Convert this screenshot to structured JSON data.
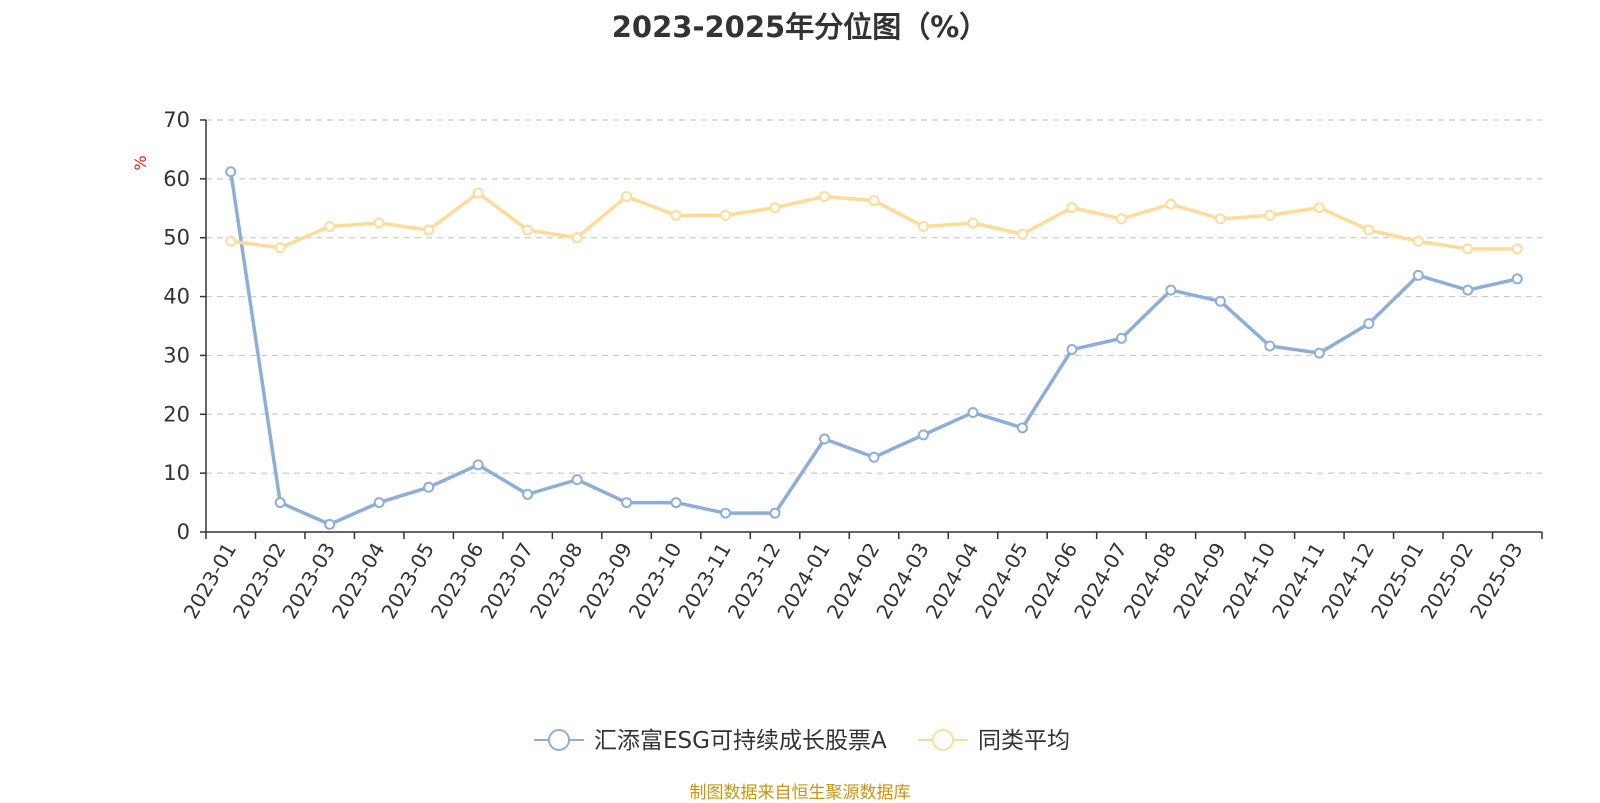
{
  "chart_data": {
    "type": "line",
    "title": "2023-2025年分位图（%）",
    "ylabel": "%",
    "xlabel": "",
    "ylim": [
      0,
      70
    ],
    "yticks": [
      0,
      10,
      20,
      30,
      40,
      50,
      60,
      70
    ],
    "grid": true,
    "legend_position": "bottom",
    "categories": [
      "2023-01",
      "2023-02",
      "2023-03",
      "2023-04",
      "2023-05",
      "2023-06",
      "2023-07",
      "2023-08",
      "2023-09",
      "2023-10",
      "2023-11",
      "2023-12",
      "2024-01",
      "2024-02",
      "2024-03",
      "2024-04",
      "2024-05",
      "2024-06",
      "2024-07",
      "2024-08",
      "2024-09",
      "2024-10",
      "2024-11",
      "2024-12",
      "2025-01",
      "2025-02",
      "2025-03"
    ],
    "series": [
      {
        "name": "汇添富ESG可持续成长股票A",
        "color": "#8eaed9",
        "values": [
          61.2,
          5.0,
          1.3,
          5.0,
          7.6,
          11.4,
          6.4,
          8.9,
          5.0,
          5.0,
          3.2,
          3.2,
          15.8,
          12.7,
          16.5,
          20.3,
          17.7,
          31.0,
          32.9,
          41.1,
          39.2,
          31.6,
          30.4,
          35.4,
          43.6,
          41.1,
          43.0
        ]
      },
      {
        "name": "同类平均",
        "color": "#fddc9a",
        "values": [
          49.4,
          48.3,
          51.9,
          52.5,
          51.3,
          57.6,
          51.3,
          50.0,
          57.0,
          53.8,
          53.8,
          55.1,
          57.0,
          56.3,
          51.9,
          52.5,
          50.6,
          55.1,
          53.2,
          55.7,
          53.2,
          53.8,
          55.1,
          51.3,
          49.4,
          48.1,
          48.1
        ]
      }
    ]
  },
  "source_note": "制图数据来自恒生聚源数据库"
}
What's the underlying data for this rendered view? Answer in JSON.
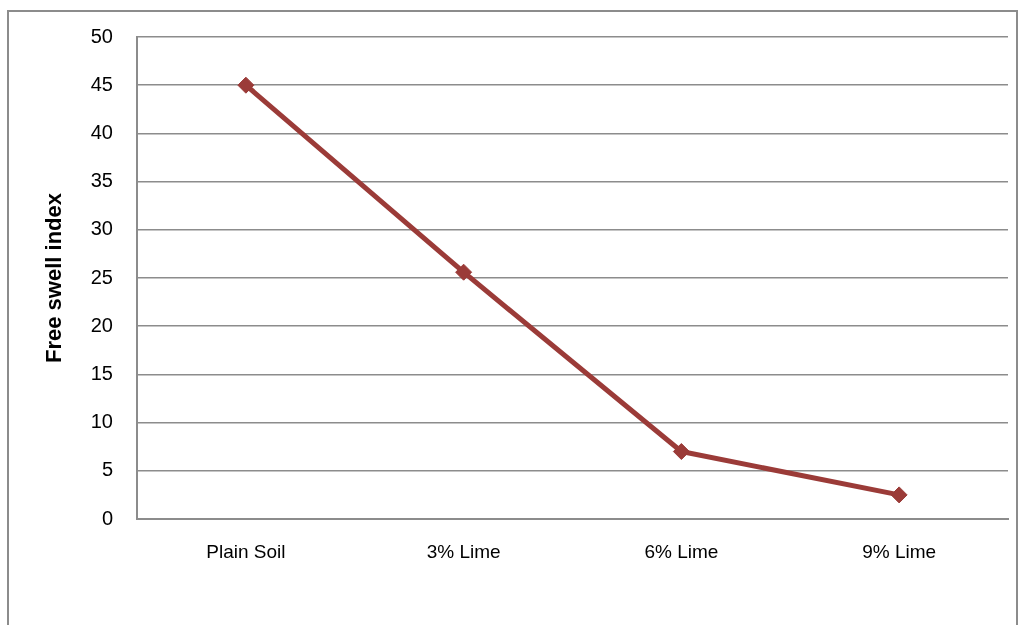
{
  "chart_data": {
    "type": "line",
    "categories": [
      "Plain Soil",
      "3% Lime",
      "6% Lime",
      "9% Lime"
    ],
    "series": [
      {
        "color": "#9b3b38",
        "values": [
          45,
          25.6,
          7,
          2.5
        ]
      }
    ],
    "ylabel": "Free swell index",
    "ylim": [
      0,
      50
    ],
    "yticks": [
      0,
      5,
      10,
      15,
      20,
      25,
      30,
      35,
      40,
      45,
      50
    ],
    "grid": "y",
    "marker": "diamond",
    "line_style": "solid"
  }
}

□ □ □ □ □ □ □

Work to be completed
Using the listing above, locate the lines that hold "this" and copy each one.

Answer
Convert this screenshot to structured JSON data.
What's the underlying data for this rendered view? Answer in JSON.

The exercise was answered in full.